◆ FRAGMENTO PROPORCIONADO
---
Detrás de un gran relato, a veces se esconde otro gran relato. Accidentes nos enseña ¡quién lo fuera a decir! mucho de nosotros mismos y mucho también de una tradición, no solo patrimonio del alma hispana, que sigue firmando la poderosa pluma de Calderón de la Barca.



sábado, 19 de enero de 2013

FLORES EN LAS GRIETAS (Anagrama)


Richard Ford Apache


“Saquearemos juntos si lo quieres / aunque mucho la sangre me repugne./ Tus rivales ya son rivales míos:/ mañana el mar inmenso nos espera”.  Hay libros que se leen a gusto no por el goce que nos deparan sino porque rememoran a otros que lo hicieron. Así nos reaviva los versos de De amicitia de Martínez Mesanza la aventura inacabada que emprenden Richard Ford y Raymond Carver al escribir un guión a dos manos en el que un hombre viaja para cometer un asesinato por un amigo. A los productores la idea no les convence juzgándola inverosímil: “¿Por qué alguien habría de hacer tal cosa?”  “Por amistad” contestan ellos. Unas líneas antes, Ford nos contaba que su amigo Carver lo tenía por una especie de matón. En una ocasión la hija de Carver se lía con un motorista poco recomendable y el padre preocupado decide cortar por lo sano. Richard Ford, aparentemente de farol, se ofrece de remedio: “Bien, podemos hacer que desaparezca. Yo me limitaré a pegarle un tiro”. Carver acepta agradecido, aunque al final la ejecución de la película y del motorista macarra parece que quedaron en pólvora mojada.
Richard Ford, en la portada y solapa de Flores en las grietas, se nos antoja un remedo de Clint Eastwood. Pero, sobre todo, se asemeja a Caballo Loco, el legendario jefe sioux (y la semejanza no es descabellada teniendo en cuenta que por sus venas corre sangre india); de manera que observando sus fotos uno busca en vano el rifle entre sus manos como si estuviera ante un retrato inacabado, una Mona Lisa del Lejano Oeste contemporáneo. Ford no se caracteriza por la variedad o calidad de sus ideas, antes bien por la fidelidad a las mismas. (Decía Julio Cortázar que la suya no era una obra de ideas sino de intuiciones. Definición que encaja a los excelentes relatos de Ford). En un prólogo a las obras de Chéjov, que acaba de leer, reconoce la influencia del ruso a través de la obra de otros americanos. Así es, en sus ensayos se repiten nombres que, más que una tradición, amojonan los límites del imperio.  Sin abandonar el ámbito anglosajón hay un buen puñado de nombres que han reflexionado con perspicacia y originalidad sobre los procesos creativos: Bernard Shaw, Lawrence, Virginia Woolf, Forster, Joyce, Waugh, Orwell, Elliot... Hay dos maneras de escribir sobre literatura: aprovechar el andamiaje de las obras de un gigante para divagar sobre lo que otros ya han dicho (como un loro en el hombro de Stevenson) o empezar a ras de suelo –como una hormiguita laboriosa, como hace Ford– descubriendo alternativamente la pólvora y el Mediterráneo.  Quizás radique ahí la gran diferencia entre los dos continentes blancos; mientras el nuevo coquetea ante el espejo, el viejo hurga en las entretelas de su historia. Aceptemos como axioma este testimonio: el bagaje literario, sus lecturas, influyen pero no hacen al escritor. Tampoco –reconozcamos– el conocimiento de la materia sino su entusiasmo por la misma justifican la docencia. En 1968 Ford trabaja en una universidad para enseñar literatura, selecciona los cuentos que le gustan (su canon está formado por Frank O’Connor, Sherwood Anderson, Ernest Hemingway, Thomas Mann y Katherine Mansfield) y se encuentra con un problema: no tiene ni idea de cómo presentar los textos.  Visita a su mentor y éste le desgrana en una pizarra: Personaje, punto de vista, estructura... Con un manual de instrucciones claro es posible formar en una hora a un profesor de literatura (con la premisa de que sepa leer –otro ensayo de Ford comienza así: “Aprendí a leer –a leer cuidadosamente, quiero decir– en 1969”–).
---
◆ DATOS SUMINISTRADOS
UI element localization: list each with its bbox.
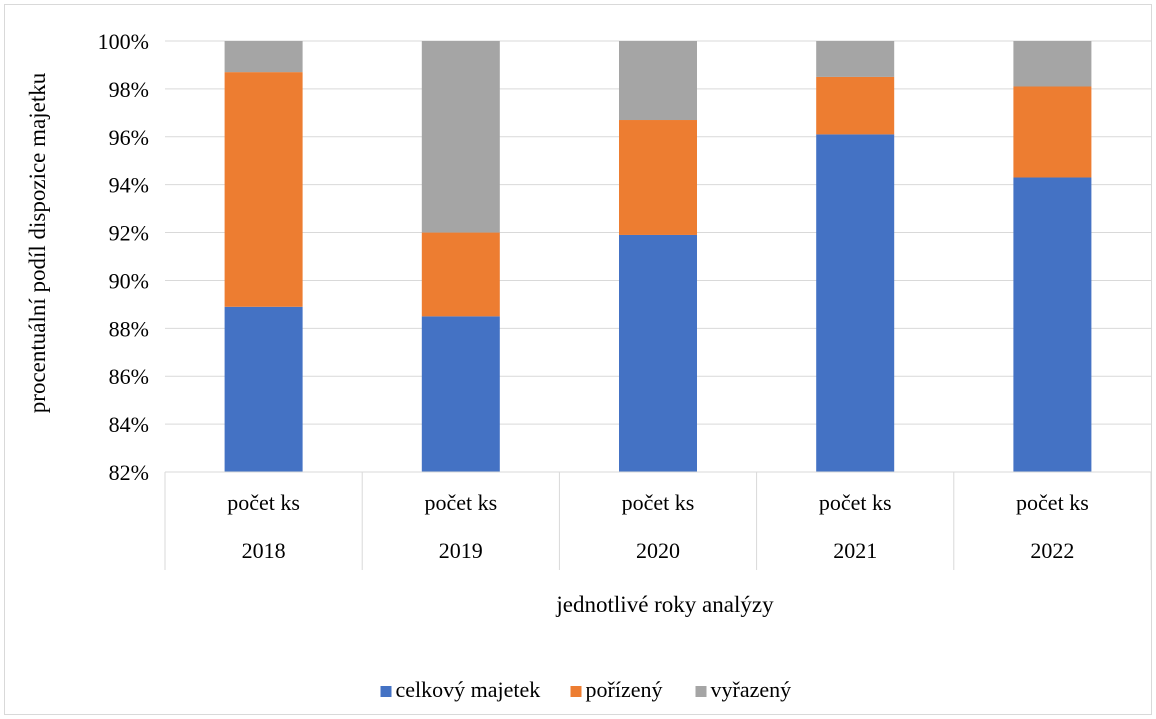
---
◆ TAREAS PROPUESTAS
a) Transcriba de la reseña el pasaje que comienza con las palabras que contienen "Detrás de un" y termina con "LAS GRIETAS (Anagrama)".
b) Indique si cada enunciado concuerda con la reseña y cite las palabras de esta que lo deciden. (i) Ford y Carver escribieron juntos un guion sobre un hombre que viaja para cometer un asesinato por un amigo. (ii) A los productores la idea del guion les resultó convincente. (iii) En 1968 Ford trabajaba en una universidad enseñando literatura.

◆ RESPUESTAS
a)
Detrás de un gran relato, a veces se esconde otro gran relato. Accidentes nos enseña ¡quién lo fuera a decir! mucho de nosotros mismos y mucho también de una tradición, no solo patrimonio del alma hispana, que sigue firmando la poderosa pluma de Calderón de la Barca.



sábado, 19 de enero de 2013

FLORES EN LAS GRIETAS (Anagrama)

b)
(i) Sí: "la aventura inacabada que emprenden Richard Ford y Raymond Carver al escribir un guión a dos manos en el que un hombre viaja para cometer un asesinato por un amigo".
(ii) No: "A los productores la idea no les convence juzgándola inverosímil".
(iii) Sí: "En 1968 Ford trabaja en una universidad para enseñar literatura".